- **Instructions for the task**: Copy every line that holds "title".

- **Task input**:
►

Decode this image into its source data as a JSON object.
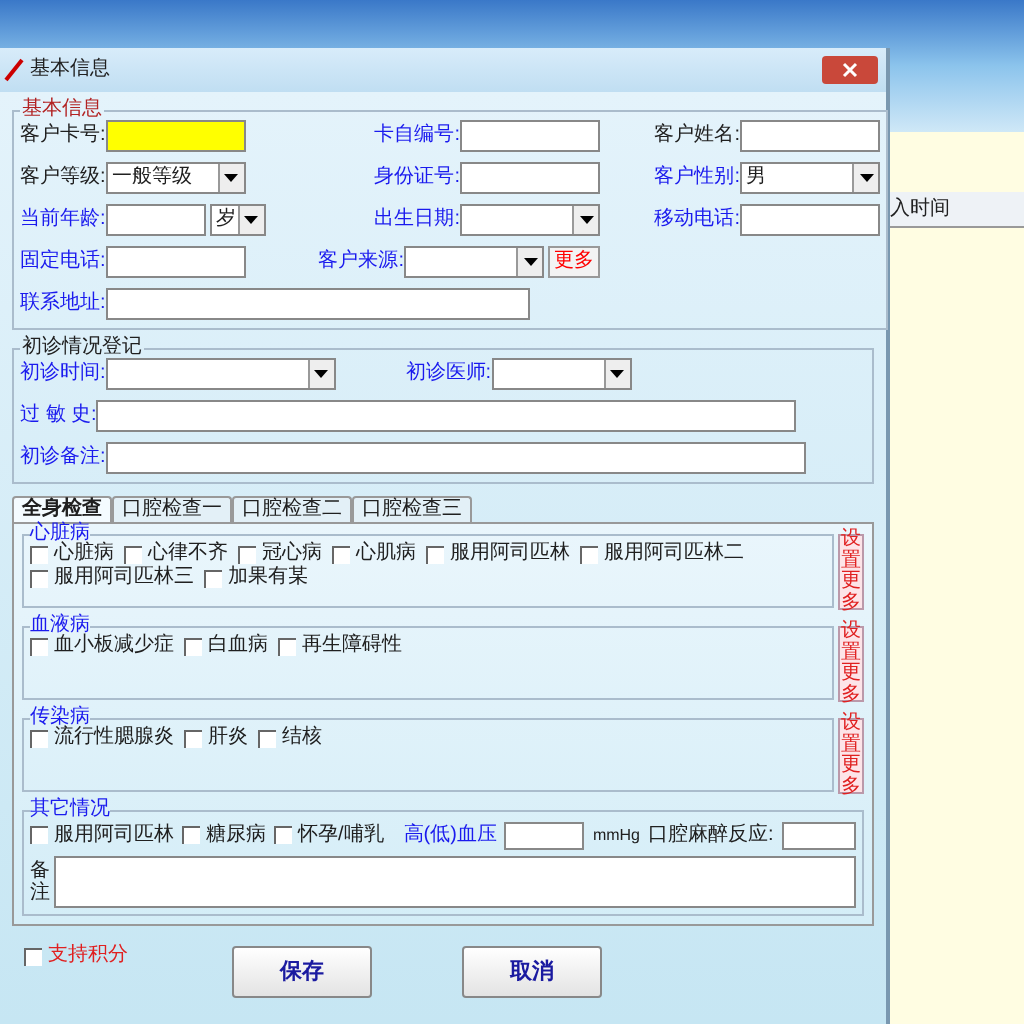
{
  "background_table": {
    "columns": [
      "入时间"
    ]
  },
  "dialog": {
    "title": "基本信息"
  },
  "basic_info": {
    "title": "基本信息",
    "rows": [
      [
        {
          "label": "客户卡号:",
          "color": "#202020",
          "controls": [
            {
              "kind": "text",
              "focused": true
            }
          ]
        },
        {
          "label": "卡自编号:",
          "color": "#1a1aee",
          "controls": [
            {
              "kind": "text",
              "focused": false
            }
          ]
        },
        {
          "label": "客户姓名:",
          "color": "#202020",
          "controls": [
            {
              "kind": "text",
              "focused": false
            }
          ]
        }
      ],
      [
        {
          "label": "客户等级:",
          "color": "#202020",
          "controls": [
            {
              "kind": "select",
              "value": "一般等级"
            }
          ]
        },
        {
          "label": "身份证号:",
          "color": "#1a1aee",
          "controls": [
            {
              "kind": "text",
              "focused": false
            }
          ]
        },
        {
          "label": "客户性别:",
          "color": "#1a1aee",
          "controls": [
            {
              "kind": "select",
              "value": "男"
            }
          ]
        }
      ],
      [
        {
          "label": "当前年龄:",
          "color": "#1a1aee",
          "controls": [
            {
              "kind": "short",
              "focused": false
            },
            {
              "kind": "mini_select",
              "value": "岁"
            }
          ]
        },
        {
          "label": "出生日期:",
          "color": "#1a1aee",
          "controls": [
            {
              "kind": "select"
            }
          ]
        },
        {
          "label": "移动电话:",
          "color": "#1a1aee",
          "controls": [
            {
              "kind": "text",
              "focused": false
            }
          ]
        }
      ],
      [
        {
          "label": "固定电话:",
          "color": "#1a1aee",
          "controls": [
            {
              "kind": "text",
              "focused": false
            }
          ]
        },
        {
          "label": "客户来源:",
          "color": "#1a1aee",
          "controls": [
            {
              "kind": "select"
            },
            {
              "kind": "button",
              "value": "更多"
            }
          ]
        }
      ],
      [
        {
          "label": "联系地址:",
          "color": "#1a1aee",
          "controls": [
            {
              "kind": "wide",
              "focused": false
            }
          ]
        }
      ]
    ]
  },
  "first_visit": {
    "title": "初诊情况登记",
    "time_label": "初诊时间:",
    "doctor_label": "初诊医师:",
    "allergy_label": "过 敏 史:",
    "note_label": "初诊备注:"
  },
  "tabs": [
    {
      "label": "全身检查",
      "selected": true
    },
    {
      "label": "口腔检查一",
      "selected": false
    },
    {
      "label": "口腔检查二",
      "selected": false
    },
    {
      "label": "口腔检查三",
      "selected": false
    }
  ],
  "groups": [
    {
      "title": "心脏病",
      "side_button": "设置更多",
      "items": [
        {
          "label": "心脏病",
          "checked": false
        },
        {
          "label": "心律不齐",
          "checked": false
        },
        {
          "label": "冠心病",
          "checked": false
        },
        {
          "label": "心肌病",
          "checked": false
        },
        {
          "label": "服用阿司匹林",
          "checked": false
        },
        {
          "label": "服用阿司匹林二",
          "checked": false
        },
        {
          "label": "服用阿司匹林三",
          "checked": false
        },
        {
          "label": "加果有某",
          "checked": false
        }
      ]
    },
    {
      "title": "血液病",
      "side_button": "设置更多",
      "items": [
        {
          "label": "血小板减少症",
          "checked": false
        },
        {
          "label": "白血病",
          "checked": false
        },
        {
          "label": "再生障碍性",
          "checked": false
        }
      ]
    },
    {
      "title": "传染病",
      "side_button": "设置更多",
      "items": [
        {
          "label": "流行性腮腺炎",
          "checked": false
        },
        {
          "label": "肝炎",
          "checked": false
        },
        {
          "label": "结核",
          "checked": false
        }
      ]
    }
  ],
  "other": {
    "title": "其它情况",
    "items": [
      {
        "label": "服用阿司匹林",
        "checked": false
      },
      {
        "label": "糖尿病",
        "checked": false
      },
      {
        "label": "怀孕/哺乳",
        "checked": false
      }
    ],
    "bp_label": "高(低)血压",
    "bp_unit": "mmHg",
    "anesthesia_label": "口腔麻醉反应:",
    "note_label": "备注"
  },
  "support_points": {
    "label": "支持积分",
    "checked": false
  },
  "buttons": [
    "保存",
    "取消"
  ]
}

◄

- **Task output**:
    "title": "基本信息"
    "title": "基本信息",
    "title": "初诊情况登记",
      "title": "心脏病",
      "title": "血液病",
      "title": "传染病",
    "title": "其它情况",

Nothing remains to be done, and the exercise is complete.